• _Given request_:
Transcribe each line exactly.

Part of a data file:
* Start *

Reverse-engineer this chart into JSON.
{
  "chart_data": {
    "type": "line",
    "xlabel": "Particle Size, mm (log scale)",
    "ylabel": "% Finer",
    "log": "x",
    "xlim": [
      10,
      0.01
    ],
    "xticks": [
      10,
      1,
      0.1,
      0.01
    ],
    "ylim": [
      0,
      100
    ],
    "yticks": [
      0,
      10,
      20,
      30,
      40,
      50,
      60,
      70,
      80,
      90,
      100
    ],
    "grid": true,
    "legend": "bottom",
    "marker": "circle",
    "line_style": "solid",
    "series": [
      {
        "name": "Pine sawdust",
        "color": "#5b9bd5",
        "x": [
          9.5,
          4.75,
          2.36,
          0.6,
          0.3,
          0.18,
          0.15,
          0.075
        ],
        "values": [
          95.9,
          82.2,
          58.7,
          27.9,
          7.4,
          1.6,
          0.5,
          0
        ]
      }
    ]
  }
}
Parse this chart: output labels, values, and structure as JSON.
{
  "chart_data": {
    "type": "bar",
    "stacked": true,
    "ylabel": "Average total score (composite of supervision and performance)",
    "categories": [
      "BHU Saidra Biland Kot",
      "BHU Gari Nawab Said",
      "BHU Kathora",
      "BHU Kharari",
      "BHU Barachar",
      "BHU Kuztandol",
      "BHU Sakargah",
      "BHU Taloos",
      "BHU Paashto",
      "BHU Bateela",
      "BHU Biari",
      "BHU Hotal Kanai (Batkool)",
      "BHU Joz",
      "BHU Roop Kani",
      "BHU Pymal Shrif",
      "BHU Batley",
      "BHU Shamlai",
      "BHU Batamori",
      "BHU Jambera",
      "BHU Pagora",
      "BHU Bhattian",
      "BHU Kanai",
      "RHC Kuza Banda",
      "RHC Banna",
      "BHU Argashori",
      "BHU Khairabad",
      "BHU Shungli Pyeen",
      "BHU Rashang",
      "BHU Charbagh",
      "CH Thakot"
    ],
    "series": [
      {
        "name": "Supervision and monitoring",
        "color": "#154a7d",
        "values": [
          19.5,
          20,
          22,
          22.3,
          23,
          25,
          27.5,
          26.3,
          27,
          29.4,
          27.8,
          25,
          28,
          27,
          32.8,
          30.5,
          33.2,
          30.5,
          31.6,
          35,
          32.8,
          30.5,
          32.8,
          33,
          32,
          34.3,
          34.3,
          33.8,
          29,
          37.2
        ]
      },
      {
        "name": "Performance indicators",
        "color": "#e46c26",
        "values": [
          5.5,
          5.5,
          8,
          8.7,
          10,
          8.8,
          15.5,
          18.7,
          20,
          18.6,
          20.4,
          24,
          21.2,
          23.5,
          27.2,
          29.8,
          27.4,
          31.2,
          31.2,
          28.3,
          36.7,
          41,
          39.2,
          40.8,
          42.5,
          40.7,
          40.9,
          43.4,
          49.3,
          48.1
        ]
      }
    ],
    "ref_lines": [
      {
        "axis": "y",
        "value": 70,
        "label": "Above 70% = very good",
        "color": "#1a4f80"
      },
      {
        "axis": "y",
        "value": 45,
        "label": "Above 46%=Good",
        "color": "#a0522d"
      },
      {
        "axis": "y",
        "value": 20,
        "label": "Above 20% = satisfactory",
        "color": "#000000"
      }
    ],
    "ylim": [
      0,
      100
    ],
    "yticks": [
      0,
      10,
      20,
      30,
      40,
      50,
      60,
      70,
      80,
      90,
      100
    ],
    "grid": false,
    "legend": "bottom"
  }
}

* End *

• _Output_:
Reverse-engineer this chart into JSON.
{
  "chart_data": {
    "type": "line",
    "xlabel": "Particle Size, mm (log scale)",
    "ylabel": "% Finer",
    "log": "x",
    "xlim": [
      10,
      0.01
    ],
    "xticks": [
      10,
      1,
      0.1,
      0.01
    ],
    "ylim": [
      0,
      100
    ],
    "yticks": [
      0,
      10,
      20,
      30,
      40,
      50,
      60,
      70,
      80,
      90,
      100
    ],
    "grid": true,
    "legend": "bottom",
    "marker": "circle",
    "line_style": "solid",
    "series": [
      {
        "name": "Pine sawdust",
        "color": "#5b9bd5",
        "x": [
          9.5,
          4.75,
          2.36,
          0.6,
          0.3,
          0.18,
          0.15,
          0.075
        ],
        "values": [
          95.9,
          82.2,
          58.7,
          27.9,
          7.4,
          1.6,
          0.5,
          0
        ]
      }
    ]
  }
}
Parse this chart: output labels, values, and structure as JSON.
{
  "chart_data": {
    "type": "bar",
    "stacked": true,
    "ylabel": "Average total score (composite of supervision and performance)",
    "categories": [
      "BHU Saidra Biland Kot",
      "BHU Gari Nawab Said",
      "BHU Kathora",
      "BHU Kharari",
      "BHU Barachar",
      "BHU Kuztandol",
      "BHU Sakargah",
      "BHU Taloos",
      "BHU Paashto",
      "BHU Bateela",
      "BHU Biari",
      "BHU Hotal Kanai (Batkool)",
      "BHU Joz",
      "BHU Roop Kani",
      "BHU Pymal Shrif",
      "BHU Batley",
      "BHU Shamlai",
      "BHU Batamori",
      "BHU Jambera",
      "BHU Pagora",
      "BHU Bhattian",
      "BHU Kanai",
      "RHC Kuza Banda",
      "RHC Banna",
      "BHU Argashori",
      "BHU Khairabad",
      "BHU Shungli Pyeen",
      "BHU Rashang",
      "BHU Charbagh",
      "CH Thakot"
    ],
    "series": [
      {
        "name": "Supervision and monitoring",
        "color": "#154a7d",
        "values": [
          19.5,
          20,
          22,
          22.3,
          23,
          25,
          27.5,
          26.3,
          27,
          29.4,
          27.8,
          25,
          28,
          27,
          32.8,
          30.5,
          33.2,
          30.5,
          31.6,
          35,
          32.8,
          30.5,
          32.8,
          33,
          32,
          34.3,
          34.3,
          33.8,
          29,
          37.2
        ]
      },
      {
        "name": "Performance indicators",
        "color": "#e46c26",
        "values": [
          5.5,
          5.5,
          8,
          8.7,
          10,
          8.8,
          15.5,
          18.7,
          20,
          18.6,
          20.4,
          24,
          21.2,
          23.5,
          27.2,
          29.8,
          27.4,
          31.2,
          31.2,
          28.3,
          36.7,
          41,
          39.2,
          40.8,
          42.5,
          40.7,
          40.9,
          43.4,
          49.3,
          48.1
        ]
      }
    ],
    "ref_lines": [
      {
        "axis": "y",
        "value": 70,
        "label": "Above 70% = very good",
        "color": "#1a4f80"
      },
      {
        "axis": "y",
        "value": 45,
        "label": "Above 46%=Good",
        "color": "#a0522d"
      },
      {
        "axis": "y",
        "value": 20,
        "label": "Above 20% = satisfactory",
        "color": "#000000"
      }
    ],
    "ylim": [
      0,
      100
    ],
    "yticks": [
      0,
      10,
      20,
      30,
      40,
      50,
      60,
      70,
      80,
      90,
      100
    ],
    "grid": false,
    "legend": "bottom"
  }
}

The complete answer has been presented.